### What is expected:
Return all of the records below word for word, with every line unchanged and in its original order.

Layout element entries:
..............................

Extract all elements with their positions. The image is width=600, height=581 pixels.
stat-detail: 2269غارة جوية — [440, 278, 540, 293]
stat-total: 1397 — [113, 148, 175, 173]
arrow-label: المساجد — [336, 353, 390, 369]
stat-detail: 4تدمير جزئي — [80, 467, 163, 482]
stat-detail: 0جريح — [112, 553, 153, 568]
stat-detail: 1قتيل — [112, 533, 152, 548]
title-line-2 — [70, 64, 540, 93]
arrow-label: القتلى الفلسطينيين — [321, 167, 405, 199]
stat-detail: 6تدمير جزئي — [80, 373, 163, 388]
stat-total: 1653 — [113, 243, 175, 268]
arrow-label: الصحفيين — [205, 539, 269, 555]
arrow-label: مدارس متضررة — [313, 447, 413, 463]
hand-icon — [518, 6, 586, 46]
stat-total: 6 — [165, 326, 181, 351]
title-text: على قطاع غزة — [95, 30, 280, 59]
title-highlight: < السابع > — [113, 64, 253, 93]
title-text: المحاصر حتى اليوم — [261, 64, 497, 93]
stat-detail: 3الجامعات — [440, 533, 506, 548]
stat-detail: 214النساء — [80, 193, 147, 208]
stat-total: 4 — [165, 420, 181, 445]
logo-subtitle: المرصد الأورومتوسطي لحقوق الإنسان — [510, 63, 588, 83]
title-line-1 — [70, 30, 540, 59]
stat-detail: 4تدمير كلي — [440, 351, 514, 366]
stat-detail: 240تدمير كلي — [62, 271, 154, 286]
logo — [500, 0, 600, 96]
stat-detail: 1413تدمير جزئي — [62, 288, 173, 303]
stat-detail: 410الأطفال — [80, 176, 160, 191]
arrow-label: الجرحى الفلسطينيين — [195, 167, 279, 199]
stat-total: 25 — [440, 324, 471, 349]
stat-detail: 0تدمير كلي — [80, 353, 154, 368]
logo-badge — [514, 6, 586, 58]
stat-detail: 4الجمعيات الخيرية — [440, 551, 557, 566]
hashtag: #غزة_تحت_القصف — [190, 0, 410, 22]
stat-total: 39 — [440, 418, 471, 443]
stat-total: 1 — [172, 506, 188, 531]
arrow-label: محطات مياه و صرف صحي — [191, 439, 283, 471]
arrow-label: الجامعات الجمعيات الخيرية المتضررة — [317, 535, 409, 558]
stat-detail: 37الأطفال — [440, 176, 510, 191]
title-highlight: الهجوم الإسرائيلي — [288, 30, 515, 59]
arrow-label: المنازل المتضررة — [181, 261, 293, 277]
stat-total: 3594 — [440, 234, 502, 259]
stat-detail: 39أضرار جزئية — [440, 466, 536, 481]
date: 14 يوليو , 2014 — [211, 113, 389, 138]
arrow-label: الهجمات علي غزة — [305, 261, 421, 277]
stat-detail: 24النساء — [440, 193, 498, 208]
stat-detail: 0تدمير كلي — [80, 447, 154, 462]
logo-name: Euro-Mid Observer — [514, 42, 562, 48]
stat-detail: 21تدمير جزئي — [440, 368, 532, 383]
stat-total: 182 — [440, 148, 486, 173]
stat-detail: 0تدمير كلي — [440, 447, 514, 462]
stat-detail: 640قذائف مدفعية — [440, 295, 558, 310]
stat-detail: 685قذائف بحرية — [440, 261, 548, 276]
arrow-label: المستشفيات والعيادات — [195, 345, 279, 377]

..............................

### Complete response:
Extract all elements with their positions. The image is width=600, height=581 pixels.
stat-detail: 2269غارة جوية — [440, 278, 540, 293]
stat-total: 1397 — [113, 148, 175, 173]
arrow-label: المساجد — [336, 353, 390, 369]
stat-detail: 4تدمير جزئي — [80, 467, 163, 482]
stat-detail: 0جريح — [112, 553, 153, 568]
stat-detail: 1قتيل — [112, 533, 152, 548]
title-line-2 — [70, 64, 540, 93]
arrow-label: القتلى الفلسطينيين — [321, 167, 405, 199]
stat-detail: 6تدمير جزئي — [80, 373, 163, 388]
stat-total: 1653 — [113, 243, 175, 268]
arrow-label: الصحفيين — [205, 539, 269, 555]
arrow-label: مدارس متضررة — [313, 447, 413, 463]
hand-icon — [518, 6, 586, 46]
stat-total: 6 — [165, 326, 181, 351]
title-text: على قطاع غزة — [95, 30, 280, 59]
title-highlight: < السابع > — [113, 64, 253, 93]
title-text: المحاصر حتى اليوم — [261, 64, 497, 93]
stat-detail: 3الجامعات — [440, 533, 506, 548]
stat-detail: 214النساء — [80, 193, 147, 208]
stat-total: 4 — [165, 420, 181, 445]
logo-subtitle: المرصد الأورومتوسطي لحقوق الإنسان — [510, 63, 588, 83]
title-line-1 — [70, 30, 540, 59]
stat-detail: 4تدمير كلي — [440, 351, 514, 366]
stat-detail: 240تدمير كلي — [62, 271, 154, 286]
logo — [500, 0, 600, 96]
stat-detail: 1413تدمير جزئي — [62, 288, 173, 303]
stat-detail: 410الأطفال — [80, 176, 160, 191]
arrow-label: الجرحى الفلسطينيين — [195, 167, 279, 199]
stat-total: 25 — [440, 324, 471, 349]
stat-detail: 0تدمير كلي — [80, 353, 154, 368]
logo-badge — [514, 6, 586, 58]
stat-detail: 4الجمعيات الخيرية — [440, 551, 557, 566]
hashtag: #غزة_تحت_القصف — [190, 0, 410, 22]
stat-total: 39 — [440, 418, 471, 443]
stat-total: 1 — [172, 506, 188, 531]
arrow-label: محطات مياه و صرف صحي — [191, 439, 283, 471]
arrow-label: الجامعات الجمعيات الخيرية المتضررة — [317, 535, 409, 558]
stat-detail: 37الأطفال — [440, 176, 510, 191]
title-highlight: الهجوم الإسرائيلي — [288, 30, 515, 59]
arrow-label: المنازل المتضررة — [181, 261, 293, 277]
stat-total: 3594 — [440, 234, 502, 259]
stat-detail: 39أضرار جزئية — [440, 466, 536, 481]
date: 14 يوليو , 2014 — [211, 113, 389, 138]
arrow-label: الهجمات علي غزة — [305, 261, 421, 277]
stat-detail: 24النساء — [440, 193, 498, 208]
stat-detail: 0تدمير كلي — [80, 447, 154, 462]
logo-name: Euro-Mid Observer — [514, 42, 562, 48]
stat-detail: 21تدمير جزئي — [440, 368, 532, 383]
stat-total: 182 — [440, 148, 486, 173]
stat-detail: 0تدمير كلي — [440, 447, 514, 462]
stat-detail: 640قذائف مدفعية — [440, 295, 558, 310]
stat-detail: 685قذائف بحرية — [440, 261, 548, 276]
arrow-label: المستشفيات والعيادات — [195, 345, 279, 377]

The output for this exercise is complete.